» BRIEF
Write out each line exactly as given. Leave the pictures out of your copy.

(A block of data)
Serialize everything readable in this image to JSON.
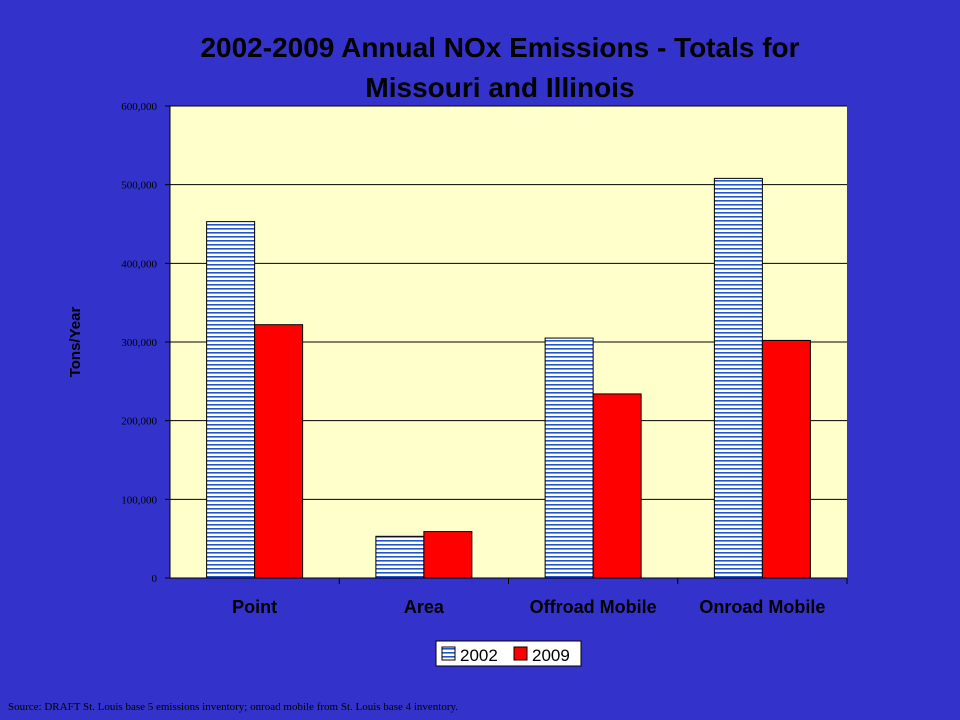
{
  "chart_data": {
    "type": "bar",
    "title_line1": "2002-2009 Annual NOx Emissions - Totals for",
    "title_line2": "Missouri and Illinois",
    "ylabel": "Tons/Year",
    "xlabel": "",
    "ylim": [
      0,
      600000
    ],
    "yticks": [
      0,
      100000,
      200000,
      300000,
      400000,
      500000,
      600000
    ],
    "ytick_labels": [
      "0",
      "100,000",
      "200,000",
      "300,000",
      "400,000",
      "500,000",
      "600,000"
    ],
    "categories": [
      "Point",
      "Area",
      "Offroad Mobile",
      "Onroad Mobile"
    ],
    "series": [
      {
        "name": "2002",
        "values": [
          453000,
          53000,
          305000,
          508000
        ],
        "color": "#ffffff",
        "pattern": "horizontal-stripes",
        "stripe_color": "#2255cc"
      },
      {
        "name": "2009",
        "values": [
          322000,
          59000,
          234000,
          302000
        ],
        "color": "#ff0000"
      }
    ],
    "grid": true,
    "legend_position": "bottom-center",
    "plot_background": "#ffffcc"
  },
  "source_note": "Source:  DRAFT St. Louis base 5 emissions inventory; onroad mobile from St. Louis base 4 inventory."
}
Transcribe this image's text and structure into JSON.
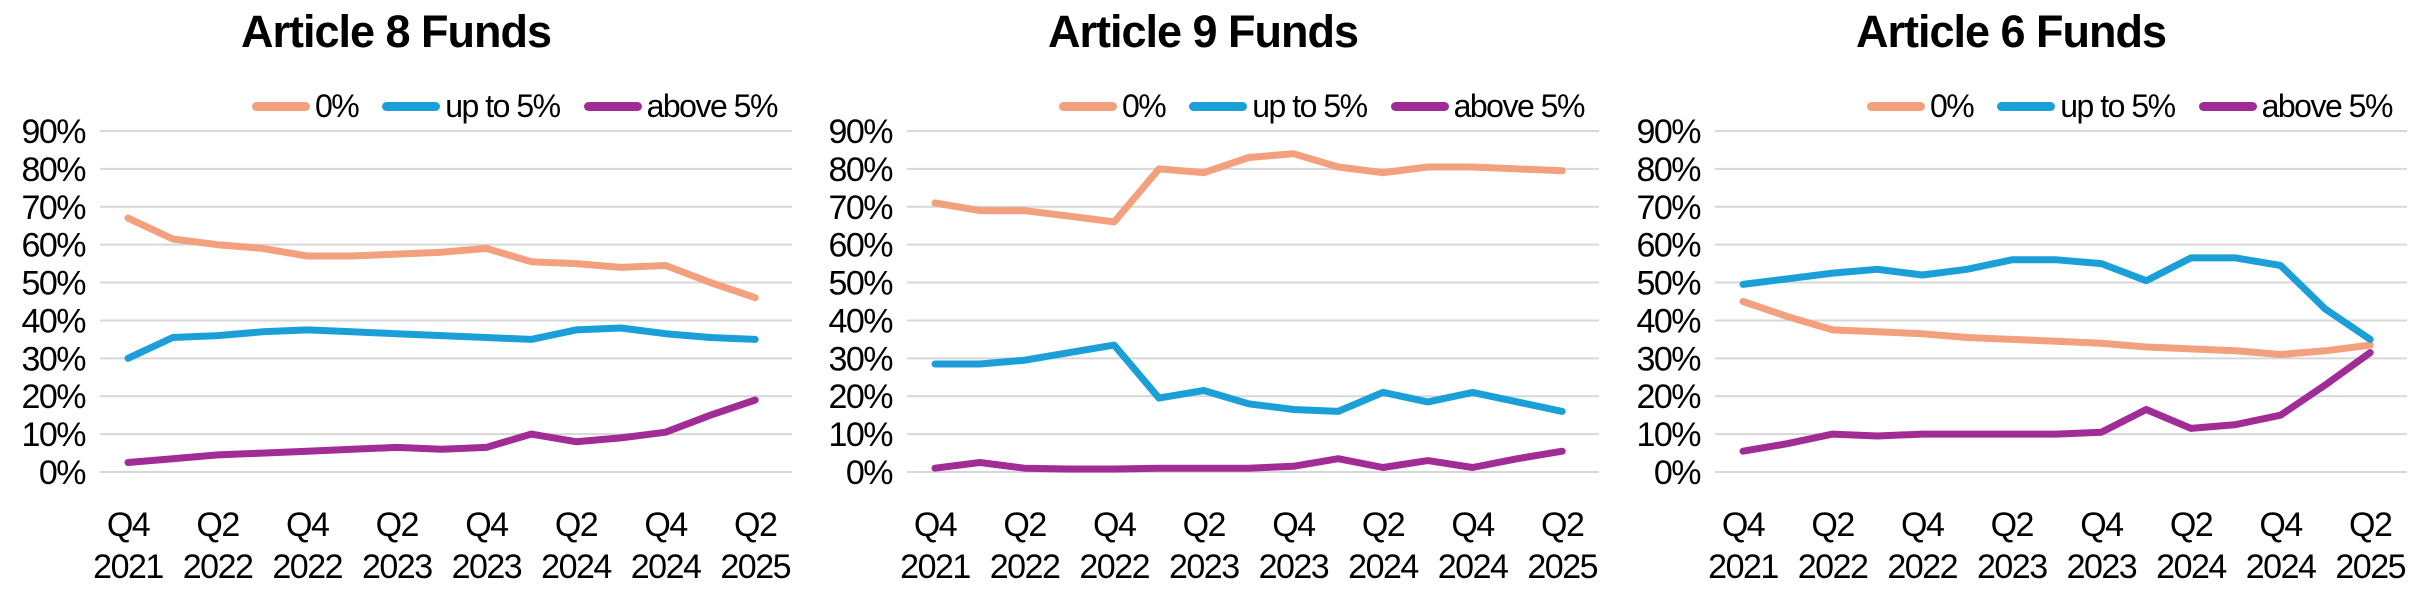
{
  "page": {
    "background": "#ffffff",
    "grid_color": "#d7d7d7",
    "text_color": "#000000"
  },
  "legend": {
    "items": [
      {
        "label": "0%",
        "color": "#F2A07E"
      },
      {
        "label": "up to 5%",
        "color": "#1A9FD8"
      },
      {
        "label": "above 5%",
        "color": "#A22C96"
      }
    ],
    "position": "top-center-right"
  },
  "axes": {
    "y_tick_labels": [
      "90%",
      "80%",
      "70%",
      "60%",
      "50%",
      "40%",
      "30%",
      "20%",
      "10%",
      "0%"
    ],
    "x_tick_labels": [
      {
        "quarter": "Q4",
        "year": "2021"
      },
      {
        "quarter": "Q2",
        "year": "2022"
      },
      {
        "quarter": "Q4",
        "year": "2022"
      },
      {
        "quarter": "Q2",
        "year": "2023"
      },
      {
        "quarter": "Q4",
        "year": "2023"
      },
      {
        "quarter": "Q2",
        "year": "2024"
      },
      {
        "quarter": "Q4",
        "year": "2024"
      },
      {
        "quarter": "Q2",
        "year": "2025"
      }
    ]
  },
  "charts": [
    {
      "title": "Article 8 Funds"
    },
    {
      "title": "Article 9 Funds"
    },
    {
      "title": "Article 6 Funds"
    }
  ],
  "chart_data": [
    {
      "type": "line",
      "title": "Article 8 Funds",
      "x": [
        "Q4 2021",
        "Q1 2022",
        "Q2 2022",
        "Q3 2022",
        "Q4 2022",
        "Q1 2023",
        "Q2 2023",
        "Q3 2023",
        "Q4 2023",
        "Q1 2024",
        "Q2 2024",
        "Q3 2024",
        "Q4 2024",
        "Q1 2025",
        "Q2 2025"
      ],
      "x_shown_labels": [
        "Q4 2021",
        "Q2 2022",
        "Q4 2022",
        "Q2 2023",
        "Q4 2023",
        "Q2 2024",
        "Q4 2024",
        "Q2 2025"
      ],
      "ylim": [
        0,
        90
      ],
      "y_ticks_percent": [
        0,
        10,
        20,
        30,
        40,
        50,
        60,
        70,
        80,
        90
      ],
      "grid": true,
      "legend_position": "top",
      "series": [
        {
          "name": "0%",
          "color": "#F2A07E",
          "values": [
            67,
            61.5,
            60,
            59,
            57,
            57,
            57.5,
            58,
            59,
            55.5,
            55,
            54,
            54.5,
            50,
            46
          ]
        },
        {
          "name": "up to 5%",
          "color": "#1A9FD8",
          "values": [
            30,
            35.5,
            36,
            37,
            37.5,
            37,
            36.5,
            36,
            35.5,
            35,
            37.5,
            38,
            36.5,
            35.5,
            35
          ]
        },
        {
          "name": "above 5%",
          "color": "#A22C96",
          "values": [
            2.5,
            3.5,
            4.5,
            5,
            5.5,
            6,
            6.5,
            6,
            6.5,
            10,
            8,
            9,
            10.5,
            15,
            19
          ]
        }
      ]
    },
    {
      "type": "line",
      "title": "Article 9 Funds",
      "x": [
        "Q4 2021",
        "Q1 2022",
        "Q2 2022",
        "Q3 2022",
        "Q4 2022",
        "Q1 2023",
        "Q2 2023",
        "Q3 2023",
        "Q4 2023",
        "Q1 2024",
        "Q2 2024",
        "Q3 2024",
        "Q4 2024",
        "Q1 2025",
        "Q2 2025"
      ],
      "x_shown_labels": [
        "Q4 2021",
        "Q2 2022",
        "Q4 2022",
        "Q2 2023",
        "Q4 2023",
        "Q2 2024",
        "Q4 2024",
        "Q2 2025"
      ],
      "ylim": [
        0,
        90
      ],
      "y_ticks_percent": [
        0,
        10,
        20,
        30,
        40,
        50,
        60,
        70,
        80,
        90
      ],
      "grid": true,
      "legend_position": "top",
      "series": [
        {
          "name": "0%",
          "color": "#F2A07E",
          "values": [
            71,
            69,
            69,
            67.5,
            66,
            80,
            79,
            83,
            84,
            80.5,
            79,
            80.5,
            80.5,
            80,
            79.5
          ]
        },
        {
          "name": "up to 5%",
          "color": "#1A9FD8",
          "values": [
            28.5,
            28.5,
            29.5,
            31.5,
            33.5,
            19.5,
            21.5,
            18,
            16.5,
            16,
            21,
            18.5,
            21,
            18.5,
            16
          ]
        },
        {
          "name": "above 5%",
          "color": "#A22C96",
          "values": [
            1,
            2.5,
            1,
            0.8,
            0.8,
            1,
            1,
            1,
            1.5,
            3.5,
            1.2,
            3,
            1.2,
            3.5,
            5.5
          ]
        }
      ]
    },
    {
      "type": "line",
      "title": "Article 6 Funds",
      "x": [
        "Q4 2021",
        "Q1 2022",
        "Q2 2022",
        "Q3 2022",
        "Q4 2022",
        "Q1 2023",
        "Q2 2023",
        "Q3 2023",
        "Q4 2023",
        "Q1 2024",
        "Q2 2024",
        "Q3 2024",
        "Q4 2024",
        "Q1 2025",
        "Q2 2025"
      ],
      "x_shown_labels": [
        "Q4 2021",
        "Q2 2022",
        "Q4 2022",
        "Q2 2023",
        "Q4 2023",
        "Q2 2024",
        "Q4 2024",
        "Q2 2025"
      ],
      "ylim": [
        0,
        90
      ],
      "y_ticks_percent": [
        0,
        10,
        20,
        30,
        40,
        50,
        60,
        70,
        80,
        90
      ],
      "grid": true,
      "legend_position": "top",
      "series": [
        {
          "name": "0%",
          "color": "#F2A07E",
          "values": [
            45,
            41,
            37.5,
            37,
            36.5,
            35.5,
            35,
            34.5,
            34,
            33,
            32.5,
            32,
            31,
            32,
            33.5
          ]
        },
        {
          "name": "up to 5%",
          "color": "#1A9FD8",
          "values": [
            49.5,
            51,
            52.5,
            53.5,
            52,
            53.5,
            56,
            56,
            55,
            50.5,
            56.5,
            56.5,
            54.5,
            43,
            35
          ]
        },
        {
          "name": "above 5%",
          "color": "#A22C96",
          "values": [
            5.5,
            7.5,
            10,
            9.5,
            10,
            10,
            10,
            10,
            10.5,
            16.5,
            11.5,
            12.5,
            15,
            23,
            31.5
          ]
        }
      ]
    }
  ]
}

» TASK RESPONSE
Serialize everything readable in this image to JSON.
{
  "chart_data": {
    "type": "bar",
    "title_line1": "2002-2009 Annual NOx Emissions - Totals for",
    "title_line2": "Missouri and Illinois",
    "ylabel": "Tons/Year",
    "xlabel": "",
    "ylim": [
      0,
      600000
    ],
    "yticks": [
      0,
      100000,
      200000,
      300000,
      400000,
      500000,
      600000
    ],
    "ytick_labels": [
      "0",
      "100,000",
      "200,000",
      "300,000",
      "400,000",
      "500,000",
      "600,000"
    ],
    "categories": [
      "Point",
      "Area",
      "Offroad Mobile",
      "Onroad Mobile"
    ],
    "series": [
      {
        "name": "2002",
        "values": [
          453000,
          53000,
          305000,
          508000
        ],
        "color": "#ffffff",
        "pattern": "horizontal-stripes",
        "stripe_color": "#2255cc"
      },
      {
        "name": "2009",
        "values": [
          322000,
          59000,
          234000,
          302000
        ],
        "color": "#ff0000"
      }
    ],
    "grid": true,
    "legend_position": "bottom-center",
    "plot_background": "#ffffcc"
  },
  "source_note": "Source:  DRAFT St. Louis base 5 emissions inventory; onroad mobile from St. Louis base 4 inventory."
}
Transcribe this image's text and structure into JSON.
{
  "page": {
    "background": "#ffffff",
    "grid_color": "#d7d7d7",
    "text_color": "#000000"
  },
  "legend": {
    "items": [
      {
        "label": "0%",
        "color": "#F2A07E"
      },
      {
        "label": "up to 5%",
        "color": "#1A9FD8"
      },
      {
        "label": "above 5%",
        "color": "#A22C96"
      }
    ],
    "position": "top-center-right"
  },
  "axes": {
    "y_tick_labels": [
      "90%",
      "80%",
      "70%",
      "60%",
      "50%",
      "40%",
      "30%",
      "20%",
      "10%",
      "0%"
    ],
    "x_tick_labels": [
      {
        "quarter": "Q4",
        "year": "2021"
      },
      {
        "quarter": "Q2",
        "year": "2022"
      },
      {
        "quarter": "Q4",
        "year": "2022"
      },
      {
        "quarter": "Q2",
        "year": "2023"
      },
      {
        "quarter": "Q4",
        "year": "2023"
      },
      {
        "quarter": "Q2",
        "year": "2024"
      },
      {
        "quarter": "Q4",
        "year": "2024"
      },
      {
        "quarter": "Q2",
        "year": "2025"
      }
    ]
  },
  "charts": [
    {
      "title": "Article 8 Funds"
    },
    {
      "title": "Article 9 Funds"
    },
    {
      "title": "Article 6 Funds"
    }
  ],
  "chart_data": [
    {
      "type": "line",
      "title": "Article 8 Funds",
      "x": [
        "Q4 2021",
        "Q1 2022",
        "Q2 2022",
        "Q3 2022",
        "Q4 2022",
        "Q1 2023",
        "Q2 2023",
        "Q3 2023",
        "Q4 2023",
        "Q1 2024",
        "Q2 2024",
        "Q3 2024",
        "Q4 2024",
        "Q1 2025",
        "Q2 2025"
      ],
      "x_shown_labels": [
        "Q4 2021",
        "Q2 2022",
        "Q4 2022",
        "Q2 2023",
        "Q4 2023",
        "Q2 2024",
        "Q4 2024",
        "Q2 2025"
      ],
      "ylim": [
        0,
        90
      ],
      "y_ticks_percent": [
        0,
        10,
        20,
        30,
        40,
        50,
        60,
        70,
        80,
        90
      ],
      "grid": true,
      "legend_position": "top",
      "series": [
        {
          "name": "0%",
          "color": "#F2A07E",
          "values": [
            67,
            61.5,
            60,
            59,
            57,
            57,
            57.5,
            58,
            59,
            55.5,
            55,
            54,
            54.5,
            50,
            46
          ]
        },
        {
          "name": "up to 5%",
          "color": "#1A9FD8",
          "values": [
            30,
            35.5,
            36,
            37,
            37.5,
            37,
            36.5,
            36,
            35.5,
            35,
            37.5,
            38,
            36.5,
            35.5,
            35
          ]
        },
        {
          "name": "above 5%",
          "color": "#A22C96",
          "values": [
            2.5,
            3.5,
            4.5,
            5,
            5.5,
            6,
            6.5,
            6,
            6.5,
            10,
            8,
            9,
            10.5,
            15,
            19
          ]
        }
      ]
    },
    {
      "type": "line",
      "title": "Article 9 Funds",
      "x": [
        "Q4 2021",
        "Q1 2022",
        "Q2 2022",
        "Q3 2022",
        "Q4 2022",
        "Q1 2023",
        "Q2 2023",
        "Q3 2023",
        "Q4 2023",
        "Q1 2024",
        "Q2 2024",
        "Q3 2024",
        "Q4 2024",
        "Q1 2025",
        "Q2 2025"
      ],
      "x_shown_labels": [
        "Q4 2021",
        "Q2 2022",
        "Q4 2022",
        "Q2 2023",
        "Q4 2023",
        "Q2 2024",
        "Q4 2024",
        "Q2 2025"
      ],
      "ylim": [
        0,
        90
      ],
      "y_ticks_percent": [
        0,
        10,
        20,
        30,
        40,
        50,
        60,
        70,
        80,
        90
      ],
      "grid": true,
      "legend_position": "top",
      "series": [
        {
          "name": "0%",
          "color": "#F2A07E",
          "values": [
            71,
            69,
            69,
            67.5,
            66,
            80,
            79,
            83,
            84,
            80.5,
            79,
            80.5,
            80.5,
            80,
            79.5
          ]
        },
        {
          "name": "up to 5%",
          "color": "#1A9FD8",
          "values": [
            28.5,
            28.5,
            29.5,
            31.5,
            33.5,
            19.5,
            21.5,
            18,
            16.5,
            16,
            21,
            18.5,
            21,
            18.5,
            16
          ]
        },
        {
          "name": "above 5%",
          "color": "#A22C96",
          "values": [
            1,
            2.5,
            1,
            0.8,
            0.8,
            1,
            1,
            1,
            1.5,
            3.5,
            1.2,
            3,
            1.2,
            3.5,
            5.5
          ]
        }
      ]
    },
    {
      "type": "line",
      "title": "Article 6 Funds",
      "x": [
        "Q4 2021",
        "Q1 2022",
        "Q2 2022",
        "Q3 2022",
        "Q4 2022",
        "Q1 2023",
        "Q2 2023",
        "Q3 2023",
        "Q4 2023",
        "Q1 2024",
        "Q2 2024",
        "Q3 2024",
        "Q4 2024",
        "Q1 2025",
        "Q2 2025"
      ],
      "x_shown_labels": [
        "Q4 2021",
        "Q2 2022",
        "Q4 2022",
        "Q2 2023",
        "Q4 2023",
        "Q2 2024",
        "Q4 2024",
        "Q2 2025"
      ],
      "ylim": [
        0,
        90
      ],
      "y_ticks_percent": [
        0,
        10,
        20,
        30,
        40,
        50,
        60,
        70,
        80,
        90
      ],
      "grid": true,
      "legend_position": "top",
      "series": [
        {
          "name": "0%",
          "color": "#F2A07E",
          "values": [
            45,
            41,
            37.5,
            37,
            36.5,
            35.5,
            35,
            34.5,
            34,
            33,
            32.5,
            32,
            31,
            32,
            33.5
          ]
        },
        {
          "name": "up to 5%",
          "color": "#1A9FD8",
          "values": [
            49.5,
            51,
            52.5,
            53.5,
            52,
            53.5,
            56,
            56,
            55,
            50.5,
            56.5,
            56.5,
            54.5,
            43,
            35
          ]
        },
        {
          "name": "above 5%",
          "color": "#A22C96",
          "values": [
            5.5,
            7.5,
            10,
            9.5,
            10,
            10,
            10,
            10,
            10.5,
            16.5,
            11.5,
            12.5,
            15,
            23,
            31.5
          ]
        }
      ]
    }
  ]
}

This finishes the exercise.